• [Data rows]:
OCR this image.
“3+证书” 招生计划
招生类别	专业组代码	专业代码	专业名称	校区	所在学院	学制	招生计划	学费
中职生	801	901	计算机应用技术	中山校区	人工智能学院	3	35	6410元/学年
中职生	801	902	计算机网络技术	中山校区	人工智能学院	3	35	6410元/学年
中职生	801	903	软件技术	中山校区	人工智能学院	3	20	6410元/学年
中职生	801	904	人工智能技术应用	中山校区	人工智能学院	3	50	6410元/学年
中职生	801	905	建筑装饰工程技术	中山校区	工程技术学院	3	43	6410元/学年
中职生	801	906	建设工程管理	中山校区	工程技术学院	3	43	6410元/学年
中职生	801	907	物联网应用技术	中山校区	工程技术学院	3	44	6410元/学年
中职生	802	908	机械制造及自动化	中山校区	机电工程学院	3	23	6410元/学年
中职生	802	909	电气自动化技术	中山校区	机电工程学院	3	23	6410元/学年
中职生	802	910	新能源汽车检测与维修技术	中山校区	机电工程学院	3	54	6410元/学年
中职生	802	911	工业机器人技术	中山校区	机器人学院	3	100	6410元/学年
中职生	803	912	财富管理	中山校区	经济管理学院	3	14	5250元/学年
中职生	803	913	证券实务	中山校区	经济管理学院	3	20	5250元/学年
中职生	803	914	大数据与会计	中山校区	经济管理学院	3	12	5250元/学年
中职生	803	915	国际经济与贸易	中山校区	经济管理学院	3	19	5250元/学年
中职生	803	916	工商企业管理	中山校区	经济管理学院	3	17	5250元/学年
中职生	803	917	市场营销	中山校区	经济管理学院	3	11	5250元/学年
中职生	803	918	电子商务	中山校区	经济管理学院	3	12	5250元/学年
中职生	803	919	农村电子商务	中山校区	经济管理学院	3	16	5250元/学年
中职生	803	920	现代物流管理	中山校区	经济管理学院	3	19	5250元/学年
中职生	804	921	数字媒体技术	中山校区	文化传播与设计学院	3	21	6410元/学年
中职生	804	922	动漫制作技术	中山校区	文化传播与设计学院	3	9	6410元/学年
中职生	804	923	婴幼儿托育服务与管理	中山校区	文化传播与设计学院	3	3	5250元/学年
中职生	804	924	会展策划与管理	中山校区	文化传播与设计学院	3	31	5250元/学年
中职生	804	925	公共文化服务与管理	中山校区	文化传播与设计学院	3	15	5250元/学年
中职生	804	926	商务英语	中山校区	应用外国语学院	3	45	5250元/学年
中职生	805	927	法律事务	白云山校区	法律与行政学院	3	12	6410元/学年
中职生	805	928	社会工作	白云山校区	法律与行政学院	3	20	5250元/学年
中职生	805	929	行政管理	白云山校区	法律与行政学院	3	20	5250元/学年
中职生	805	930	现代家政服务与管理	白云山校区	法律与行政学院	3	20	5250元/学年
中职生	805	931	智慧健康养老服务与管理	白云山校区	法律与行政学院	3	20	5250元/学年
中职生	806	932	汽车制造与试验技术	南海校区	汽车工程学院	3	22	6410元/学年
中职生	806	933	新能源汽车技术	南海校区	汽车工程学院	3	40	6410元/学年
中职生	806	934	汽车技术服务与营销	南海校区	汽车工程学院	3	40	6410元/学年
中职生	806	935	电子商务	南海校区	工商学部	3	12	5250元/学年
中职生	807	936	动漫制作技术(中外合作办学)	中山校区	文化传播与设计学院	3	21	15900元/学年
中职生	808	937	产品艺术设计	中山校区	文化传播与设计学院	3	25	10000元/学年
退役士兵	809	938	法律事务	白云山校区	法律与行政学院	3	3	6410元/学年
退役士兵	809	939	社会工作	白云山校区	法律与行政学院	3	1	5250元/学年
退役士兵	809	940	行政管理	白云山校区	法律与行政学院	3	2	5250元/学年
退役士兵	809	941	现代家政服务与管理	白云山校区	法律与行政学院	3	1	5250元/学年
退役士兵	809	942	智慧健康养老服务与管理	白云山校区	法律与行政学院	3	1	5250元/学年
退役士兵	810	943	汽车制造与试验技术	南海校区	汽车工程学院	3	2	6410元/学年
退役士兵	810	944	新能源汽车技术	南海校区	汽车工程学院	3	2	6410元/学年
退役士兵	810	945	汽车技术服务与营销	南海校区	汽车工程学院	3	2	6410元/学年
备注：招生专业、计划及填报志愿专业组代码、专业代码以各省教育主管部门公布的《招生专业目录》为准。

• [What you should do]: Each record above should be returned exactly as it appears.

• [Response]:
OCR this image.
“3+证书” 招生计划
招生类别	专业组代码	专业代码	专业名称	校区	所在学院	学制	招生计划	学费
中职生	801	901	计算机应用技术	中山校区	人工智能学院	3	35	6410元/学年
中职生	801	902	计算机网络技术	中山校区	人工智能学院	3	35	6410元/学年
中职生	801	903	软件技术	中山校区	人工智能学院	3	20	6410元/学年
中职生	801	904	人工智能技术应用	中山校区	人工智能学院	3	50	6410元/学年
中职生	801	905	建筑装饰工程技术	中山校区	工程技术学院	3	43	6410元/学年
中职生	801	906	建设工程管理	中山校区	工程技术学院	3	43	6410元/学年
中职生	801	907	物联网应用技术	中山校区	工程技术学院	3	44	6410元/学年
中职生	802	908	机械制造及自动化	中山校区	机电工程学院	3	23	6410元/学年
中职生	802	909	电气自动化技术	中山校区	机电工程学院	3	23	6410元/学年
中职生	802	910	新能源汽车检测与维修技术	中山校区	机电工程学院	3	54	6410元/学年
中职生	802	911	工业机器人技术	中山校区	机器人学院	3	100	6410元/学年
中职生	803	912	财富管理	中山校区	经济管理学院	3	14	5250元/学年
中职生	803	913	证券实务	中山校区	经济管理学院	3	20	5250元/学年
中职生	803	914	大数据与会计	中山校区	经济管理学院	3	12	5250元/学年
中职生	803	915	国际经济与贸易	中山校区	经济管理学院	3	19	5250元/学年
中职生	803	916	工商企业管理	中山校区	经济管理学院	3	17	5250元/学年
中职生	803	917	市场营销	中山校区	经济管理学院	3	11	5250元/学年
中职生	803	918	电子商务	中山校区	经济管理学院	3	12	5250元/学年
中职生	803	919	农村电子商务	中山校区	经济管理学院	3	16	5250元/学年
中职生	803	920	现代物流管理	中山校区	经济管理学院	3	19	5250元/学年
中职生	804	921	数字媒体技术	中山校区	文化传播与设计学院	3	21	6410元/学年
中职生	804	922	动漫制作技术	中山校区	文化传播与设计学院	3	9	6410元/学年
中职生	804	923	婴幼儿托育服务与管理	中山校区	文化传播与设计学院	3	3	5250元/学年
中职生	804	924	会展策划与管理	中山校区	文化传播与设计学院	3	31	5250元/学年
中职生	804	925	公共文化服务与管理	中山校区	文化传播与设计学院	3	15	5250元/学年
中职生	804	926	商务英语	中山校区	应用外国语学院	3	45	5250元/学年
中职生	805	927	法律事务	白云山校区	法律与行政学院	3	12	6410元/学年
中职生	805	928	社会工作	白云山校区	法律与行政学院	3	20	5250元/学年
中职生	805	929	行政管理	白云山校区	法律与行政学院	3	20	5250元/学年
中职生	805	930	现代家政服务与管理	白云山校区	法律与行政学院	3	20	5250元/学年
中职生	805	931	智慧健康养老服务与管理	白云山校区	法律与行政学院	3	20	5250元/学年
中职生	806	932	汽车制造与试验技术	南海校区	汽车工程学院	3	22	6410元/学年
中职生	806	933	新能源汽车技术	南海校区	汽车工程学院	3	40	6410元/学年
中职生	806	934	汽车技术服务与营销	南海校区	汽车工程学院	3	40	6410元/学年
中职生	806	935	电子商务	南海校区	工商学部	3	12	5250元/学年
中职生	807	936	动漫制作技术(中外合作办学)	中山校区	文化传播与设计学院	3	21	15900元/学年
中职生	808	937	产品艺术设计	中山校区	文化传播与设计学院	3	25	10000元/学年
退役士兵	809	938	法律事务	白云山校区	法律与行政学院	3	3	6410元/学年
退役士兵	809	939	社会工作	白云山校区	法律与行政学院	3	1	5250元/学年
退役士兵	809	940	行政管理	白云山校区	法律与行政学院	3	2	5250元/学年
退役士兵	809	941	现代家政服务与管理	白云山校区	法律与行政学院	3	1	5250元/学年
退役士兵	809	942	智慧健康养老服务与管理	白云山校区	法律与行政学院	3	1	5250元/学年
退役士兵	810	943	汽车制造与试验技术	南海校区	汽车工程学院	3	2	6410元/学年
退役士兵	810	944	新能源汽车技术	南海校区	汽车工程学院	3	2	6410元/学年
退役士兵	810	945	汽车技术服务与营销	南海校区	汽车工程学院	3	2	6410元/学年
备注：招生专业、计划及填报志愿专业组代码、专业代码以各省教育主管部门公布的《招生专业目录》为准。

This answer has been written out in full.